-- begin --
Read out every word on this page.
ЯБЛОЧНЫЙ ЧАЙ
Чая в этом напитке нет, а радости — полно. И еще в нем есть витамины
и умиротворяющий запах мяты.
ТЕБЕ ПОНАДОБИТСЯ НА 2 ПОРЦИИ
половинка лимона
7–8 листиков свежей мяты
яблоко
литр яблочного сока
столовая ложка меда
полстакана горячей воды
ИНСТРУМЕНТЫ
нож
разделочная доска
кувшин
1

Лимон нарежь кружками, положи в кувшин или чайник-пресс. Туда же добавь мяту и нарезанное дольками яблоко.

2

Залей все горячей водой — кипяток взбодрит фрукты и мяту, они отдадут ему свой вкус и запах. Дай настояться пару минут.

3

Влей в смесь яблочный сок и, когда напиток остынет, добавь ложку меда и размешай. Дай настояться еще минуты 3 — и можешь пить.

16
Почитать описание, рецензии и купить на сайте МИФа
-- end --
**DO THIS**
Only lines with the word "запах" are wanted, so copy each one from the records.

**ANSWER TO THE TASK**
и умиротворяющий запах мяты.
Залей все горячей водой — кипяток взбодрит фрукты и мяту, они отдадут ему свой вкус и запах. Дай настояться пару минут.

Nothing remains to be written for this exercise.